[Dataset rows]
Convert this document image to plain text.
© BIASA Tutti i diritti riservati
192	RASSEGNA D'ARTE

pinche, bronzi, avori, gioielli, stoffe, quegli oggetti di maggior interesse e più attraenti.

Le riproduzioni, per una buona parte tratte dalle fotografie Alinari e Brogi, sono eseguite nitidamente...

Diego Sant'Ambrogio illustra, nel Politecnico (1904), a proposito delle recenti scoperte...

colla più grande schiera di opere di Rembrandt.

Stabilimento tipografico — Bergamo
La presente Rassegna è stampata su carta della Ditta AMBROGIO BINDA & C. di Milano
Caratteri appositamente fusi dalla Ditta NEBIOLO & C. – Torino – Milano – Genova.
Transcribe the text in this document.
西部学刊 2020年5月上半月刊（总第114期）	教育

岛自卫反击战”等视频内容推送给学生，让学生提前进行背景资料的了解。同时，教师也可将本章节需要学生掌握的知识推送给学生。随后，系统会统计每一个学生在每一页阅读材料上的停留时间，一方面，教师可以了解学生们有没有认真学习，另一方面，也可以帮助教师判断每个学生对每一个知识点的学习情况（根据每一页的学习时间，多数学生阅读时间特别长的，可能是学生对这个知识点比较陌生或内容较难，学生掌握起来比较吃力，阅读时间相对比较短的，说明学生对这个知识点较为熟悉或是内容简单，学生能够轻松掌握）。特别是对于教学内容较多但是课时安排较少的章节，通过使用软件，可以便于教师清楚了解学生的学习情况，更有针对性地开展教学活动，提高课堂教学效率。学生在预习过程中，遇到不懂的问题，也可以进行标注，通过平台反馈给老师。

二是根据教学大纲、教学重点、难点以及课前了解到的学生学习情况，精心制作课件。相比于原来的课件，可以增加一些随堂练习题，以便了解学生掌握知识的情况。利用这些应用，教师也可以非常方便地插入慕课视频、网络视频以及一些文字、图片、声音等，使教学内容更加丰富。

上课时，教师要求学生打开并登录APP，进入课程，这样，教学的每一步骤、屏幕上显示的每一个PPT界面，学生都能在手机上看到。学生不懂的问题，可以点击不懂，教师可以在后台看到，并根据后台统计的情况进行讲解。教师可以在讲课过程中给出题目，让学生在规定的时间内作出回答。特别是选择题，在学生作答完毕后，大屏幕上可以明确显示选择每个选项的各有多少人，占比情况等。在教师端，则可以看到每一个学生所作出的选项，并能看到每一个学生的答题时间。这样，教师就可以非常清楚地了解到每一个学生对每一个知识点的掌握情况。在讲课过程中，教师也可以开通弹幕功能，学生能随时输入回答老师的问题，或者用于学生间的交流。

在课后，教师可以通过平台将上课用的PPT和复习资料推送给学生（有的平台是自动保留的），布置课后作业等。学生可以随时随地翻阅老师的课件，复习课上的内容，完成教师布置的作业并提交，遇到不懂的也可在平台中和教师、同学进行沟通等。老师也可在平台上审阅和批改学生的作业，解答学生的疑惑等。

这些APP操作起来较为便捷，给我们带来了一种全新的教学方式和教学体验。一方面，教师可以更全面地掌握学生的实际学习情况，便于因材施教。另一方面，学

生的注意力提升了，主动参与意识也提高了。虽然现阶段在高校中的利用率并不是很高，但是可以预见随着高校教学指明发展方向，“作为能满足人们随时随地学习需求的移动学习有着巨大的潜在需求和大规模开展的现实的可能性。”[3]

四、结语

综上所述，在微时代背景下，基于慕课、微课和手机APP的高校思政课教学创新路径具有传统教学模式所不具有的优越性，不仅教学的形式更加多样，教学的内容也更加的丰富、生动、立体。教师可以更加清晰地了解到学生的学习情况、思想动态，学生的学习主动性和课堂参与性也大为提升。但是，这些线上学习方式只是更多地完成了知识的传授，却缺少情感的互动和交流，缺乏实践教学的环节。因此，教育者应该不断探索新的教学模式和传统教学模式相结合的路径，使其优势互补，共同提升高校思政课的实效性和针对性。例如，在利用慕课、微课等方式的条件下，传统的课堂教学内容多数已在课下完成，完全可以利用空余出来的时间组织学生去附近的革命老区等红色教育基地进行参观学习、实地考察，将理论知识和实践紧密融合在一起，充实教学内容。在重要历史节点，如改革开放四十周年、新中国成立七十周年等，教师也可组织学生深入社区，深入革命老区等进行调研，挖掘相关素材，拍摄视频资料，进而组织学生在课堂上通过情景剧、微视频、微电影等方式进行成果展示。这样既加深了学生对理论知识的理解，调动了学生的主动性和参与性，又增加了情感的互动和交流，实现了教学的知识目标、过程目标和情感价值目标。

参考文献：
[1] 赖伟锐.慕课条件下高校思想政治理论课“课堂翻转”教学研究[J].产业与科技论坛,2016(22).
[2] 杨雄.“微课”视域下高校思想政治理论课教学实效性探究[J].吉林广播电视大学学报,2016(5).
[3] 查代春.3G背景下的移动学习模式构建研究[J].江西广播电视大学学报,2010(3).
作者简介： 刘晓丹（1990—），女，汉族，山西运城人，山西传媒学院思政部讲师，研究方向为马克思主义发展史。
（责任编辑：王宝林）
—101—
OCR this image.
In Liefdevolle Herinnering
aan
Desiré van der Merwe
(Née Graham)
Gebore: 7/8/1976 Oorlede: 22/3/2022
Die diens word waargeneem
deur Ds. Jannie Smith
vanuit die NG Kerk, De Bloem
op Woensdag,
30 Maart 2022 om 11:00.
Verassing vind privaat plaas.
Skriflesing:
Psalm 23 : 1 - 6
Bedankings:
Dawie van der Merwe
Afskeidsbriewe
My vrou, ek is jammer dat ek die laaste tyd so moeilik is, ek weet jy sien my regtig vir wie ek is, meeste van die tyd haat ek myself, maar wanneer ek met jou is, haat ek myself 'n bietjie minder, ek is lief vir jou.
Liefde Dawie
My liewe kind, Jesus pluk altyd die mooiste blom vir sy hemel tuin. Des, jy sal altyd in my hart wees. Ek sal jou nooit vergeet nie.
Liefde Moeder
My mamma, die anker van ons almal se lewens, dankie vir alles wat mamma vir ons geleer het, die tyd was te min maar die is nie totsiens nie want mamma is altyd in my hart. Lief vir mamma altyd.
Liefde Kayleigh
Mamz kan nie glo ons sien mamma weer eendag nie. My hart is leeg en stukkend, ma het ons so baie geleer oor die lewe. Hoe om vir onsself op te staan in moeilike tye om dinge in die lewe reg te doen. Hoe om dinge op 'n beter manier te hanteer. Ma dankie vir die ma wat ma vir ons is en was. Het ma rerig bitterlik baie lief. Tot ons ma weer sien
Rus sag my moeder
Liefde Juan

WHAT IS NEEDED » In the entries above, find each line with the string "text" and copy it.

WORKED SOLUTION »
Convert this document image to plain text.
Transcribe the text in this document.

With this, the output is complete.